- [WRITTEN INSTRUCTION] Show every line in the records below that contains the word "Professional".

- [TASK MATERIAL]
§

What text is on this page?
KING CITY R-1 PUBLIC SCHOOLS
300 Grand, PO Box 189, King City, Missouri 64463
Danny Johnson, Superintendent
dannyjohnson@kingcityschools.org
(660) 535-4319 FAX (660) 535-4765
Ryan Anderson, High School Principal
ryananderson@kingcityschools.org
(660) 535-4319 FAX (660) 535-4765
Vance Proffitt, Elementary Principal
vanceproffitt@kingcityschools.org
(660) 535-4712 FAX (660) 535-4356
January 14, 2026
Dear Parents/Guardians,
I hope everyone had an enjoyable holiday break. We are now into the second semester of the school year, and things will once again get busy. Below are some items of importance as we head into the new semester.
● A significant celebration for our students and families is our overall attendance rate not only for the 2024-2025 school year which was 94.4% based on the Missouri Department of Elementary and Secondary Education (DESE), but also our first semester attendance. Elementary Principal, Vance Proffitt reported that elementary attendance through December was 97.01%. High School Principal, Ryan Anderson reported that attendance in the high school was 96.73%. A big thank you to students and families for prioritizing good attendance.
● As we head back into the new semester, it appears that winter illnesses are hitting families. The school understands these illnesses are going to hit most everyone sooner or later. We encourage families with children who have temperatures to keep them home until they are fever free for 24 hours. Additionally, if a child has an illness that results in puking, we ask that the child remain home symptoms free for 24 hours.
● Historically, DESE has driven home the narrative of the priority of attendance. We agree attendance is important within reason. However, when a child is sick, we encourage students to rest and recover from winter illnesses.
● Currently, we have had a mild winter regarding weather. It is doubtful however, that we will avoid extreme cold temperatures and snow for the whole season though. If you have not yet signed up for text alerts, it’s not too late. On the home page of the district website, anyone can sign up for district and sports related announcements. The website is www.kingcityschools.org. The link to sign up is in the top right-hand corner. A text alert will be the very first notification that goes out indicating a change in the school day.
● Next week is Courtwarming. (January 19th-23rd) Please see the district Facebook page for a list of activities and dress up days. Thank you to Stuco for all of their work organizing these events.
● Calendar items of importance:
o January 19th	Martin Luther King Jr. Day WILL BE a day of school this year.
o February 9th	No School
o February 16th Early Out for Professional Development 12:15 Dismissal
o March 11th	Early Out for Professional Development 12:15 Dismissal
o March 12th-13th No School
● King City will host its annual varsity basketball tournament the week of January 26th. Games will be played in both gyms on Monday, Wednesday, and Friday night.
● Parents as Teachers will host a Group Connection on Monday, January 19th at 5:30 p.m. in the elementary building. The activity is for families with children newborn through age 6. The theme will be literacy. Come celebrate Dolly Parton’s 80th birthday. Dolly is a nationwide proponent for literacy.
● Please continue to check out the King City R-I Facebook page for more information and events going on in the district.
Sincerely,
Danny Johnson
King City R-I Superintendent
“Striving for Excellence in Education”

§

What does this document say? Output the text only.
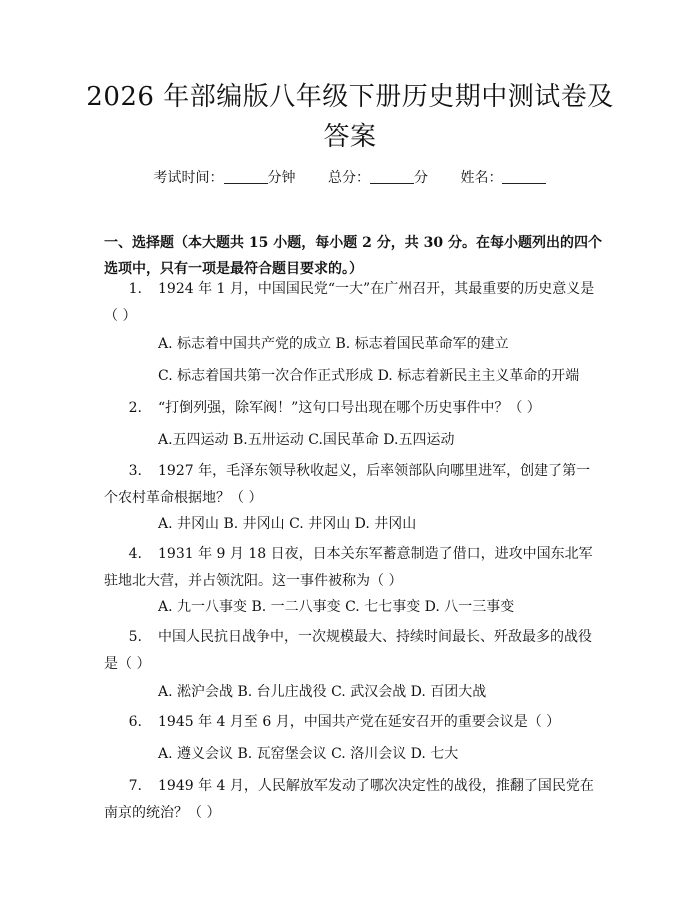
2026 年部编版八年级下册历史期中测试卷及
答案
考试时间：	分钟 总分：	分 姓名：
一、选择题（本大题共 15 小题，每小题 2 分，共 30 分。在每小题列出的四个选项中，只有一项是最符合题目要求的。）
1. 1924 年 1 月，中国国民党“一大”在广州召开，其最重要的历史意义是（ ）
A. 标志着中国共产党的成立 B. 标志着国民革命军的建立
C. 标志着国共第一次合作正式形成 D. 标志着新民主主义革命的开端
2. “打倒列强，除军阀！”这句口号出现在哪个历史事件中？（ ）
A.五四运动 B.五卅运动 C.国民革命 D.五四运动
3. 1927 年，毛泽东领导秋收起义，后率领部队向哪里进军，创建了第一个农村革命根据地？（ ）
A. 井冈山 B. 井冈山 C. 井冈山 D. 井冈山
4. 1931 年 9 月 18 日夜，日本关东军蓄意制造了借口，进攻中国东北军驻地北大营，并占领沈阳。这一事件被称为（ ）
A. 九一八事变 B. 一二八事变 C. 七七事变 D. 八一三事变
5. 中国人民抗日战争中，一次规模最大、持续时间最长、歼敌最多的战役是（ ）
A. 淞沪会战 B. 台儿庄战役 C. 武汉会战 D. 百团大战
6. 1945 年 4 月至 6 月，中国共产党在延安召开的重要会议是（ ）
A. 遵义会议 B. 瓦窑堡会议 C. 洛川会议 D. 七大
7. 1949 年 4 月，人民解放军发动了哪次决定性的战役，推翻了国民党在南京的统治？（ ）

§

- [EXPECTED OUTPUT]
o February 16th Early Out for Professional Development 12:15 Dismissal
o March 11th	Early Out for Professional Development 12:15 Dismissal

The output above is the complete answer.